* **What is expected**: Draw out every line with the word "fill" from the listing below.

* **Data extract**:
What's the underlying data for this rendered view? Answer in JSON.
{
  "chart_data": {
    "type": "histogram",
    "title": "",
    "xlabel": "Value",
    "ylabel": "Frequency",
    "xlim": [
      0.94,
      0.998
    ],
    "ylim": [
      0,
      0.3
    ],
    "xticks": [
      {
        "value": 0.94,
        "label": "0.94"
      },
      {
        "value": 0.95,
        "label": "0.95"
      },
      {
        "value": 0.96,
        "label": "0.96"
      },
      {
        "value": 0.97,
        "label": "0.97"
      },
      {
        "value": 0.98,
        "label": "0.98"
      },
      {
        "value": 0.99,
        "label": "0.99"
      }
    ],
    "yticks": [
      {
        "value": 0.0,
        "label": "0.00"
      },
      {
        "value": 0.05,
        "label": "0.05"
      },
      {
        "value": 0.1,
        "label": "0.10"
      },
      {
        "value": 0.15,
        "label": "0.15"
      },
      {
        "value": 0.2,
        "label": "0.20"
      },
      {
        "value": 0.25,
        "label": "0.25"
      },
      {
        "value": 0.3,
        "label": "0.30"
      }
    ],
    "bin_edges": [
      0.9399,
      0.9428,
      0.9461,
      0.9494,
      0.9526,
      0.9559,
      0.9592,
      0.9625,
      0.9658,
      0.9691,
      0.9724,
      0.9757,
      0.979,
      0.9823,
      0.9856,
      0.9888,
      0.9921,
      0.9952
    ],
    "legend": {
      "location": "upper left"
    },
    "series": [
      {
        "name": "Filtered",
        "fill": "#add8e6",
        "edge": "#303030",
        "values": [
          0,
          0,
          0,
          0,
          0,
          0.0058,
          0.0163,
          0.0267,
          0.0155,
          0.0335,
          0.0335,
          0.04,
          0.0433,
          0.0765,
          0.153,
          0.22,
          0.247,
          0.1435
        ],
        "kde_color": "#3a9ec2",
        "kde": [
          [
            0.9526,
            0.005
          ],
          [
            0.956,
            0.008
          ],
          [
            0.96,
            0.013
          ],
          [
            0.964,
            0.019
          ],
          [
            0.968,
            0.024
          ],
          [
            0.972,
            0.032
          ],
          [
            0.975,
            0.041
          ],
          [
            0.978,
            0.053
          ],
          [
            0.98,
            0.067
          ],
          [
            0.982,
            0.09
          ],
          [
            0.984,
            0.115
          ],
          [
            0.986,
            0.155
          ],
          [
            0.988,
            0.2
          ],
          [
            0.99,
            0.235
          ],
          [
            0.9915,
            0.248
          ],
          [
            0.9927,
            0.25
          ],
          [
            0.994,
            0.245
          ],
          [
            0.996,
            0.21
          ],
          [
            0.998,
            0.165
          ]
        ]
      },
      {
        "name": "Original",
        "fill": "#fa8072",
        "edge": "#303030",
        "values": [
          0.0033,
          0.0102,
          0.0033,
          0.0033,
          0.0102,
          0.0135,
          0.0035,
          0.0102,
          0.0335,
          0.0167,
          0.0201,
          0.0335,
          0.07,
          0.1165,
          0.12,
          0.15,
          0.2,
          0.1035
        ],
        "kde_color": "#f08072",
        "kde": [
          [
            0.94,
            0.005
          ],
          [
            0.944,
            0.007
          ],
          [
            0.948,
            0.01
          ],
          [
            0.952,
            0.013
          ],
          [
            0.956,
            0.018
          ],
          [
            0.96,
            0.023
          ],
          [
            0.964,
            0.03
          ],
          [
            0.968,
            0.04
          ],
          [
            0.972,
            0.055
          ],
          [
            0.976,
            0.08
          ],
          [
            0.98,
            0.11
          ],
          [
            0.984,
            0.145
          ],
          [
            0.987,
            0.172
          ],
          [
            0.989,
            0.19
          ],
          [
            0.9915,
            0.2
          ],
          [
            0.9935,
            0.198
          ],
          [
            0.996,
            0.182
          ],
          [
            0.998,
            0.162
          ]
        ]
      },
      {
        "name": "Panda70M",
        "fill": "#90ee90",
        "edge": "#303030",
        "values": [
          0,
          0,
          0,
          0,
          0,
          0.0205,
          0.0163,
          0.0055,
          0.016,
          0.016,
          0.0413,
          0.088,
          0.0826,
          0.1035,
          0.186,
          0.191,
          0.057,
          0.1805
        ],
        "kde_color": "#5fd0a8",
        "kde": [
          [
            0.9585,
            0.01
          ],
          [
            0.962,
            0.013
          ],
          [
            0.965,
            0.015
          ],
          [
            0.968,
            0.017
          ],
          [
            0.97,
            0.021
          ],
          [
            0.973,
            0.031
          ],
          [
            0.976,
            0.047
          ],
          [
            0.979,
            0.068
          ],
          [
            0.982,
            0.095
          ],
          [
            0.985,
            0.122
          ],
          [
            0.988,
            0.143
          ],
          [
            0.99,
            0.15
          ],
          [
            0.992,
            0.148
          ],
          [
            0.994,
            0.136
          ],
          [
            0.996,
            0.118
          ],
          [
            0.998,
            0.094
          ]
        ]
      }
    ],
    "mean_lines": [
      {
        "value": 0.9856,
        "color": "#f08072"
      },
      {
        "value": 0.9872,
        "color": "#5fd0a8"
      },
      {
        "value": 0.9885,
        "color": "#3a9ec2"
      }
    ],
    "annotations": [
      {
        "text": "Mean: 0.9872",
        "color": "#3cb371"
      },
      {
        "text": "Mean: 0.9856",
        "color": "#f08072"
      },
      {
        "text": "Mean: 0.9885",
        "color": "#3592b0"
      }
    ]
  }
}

* **Exercise output**:
        "fill": "#add8e6",
        "fill": "#fa8072",
        "fill": "#90ee90",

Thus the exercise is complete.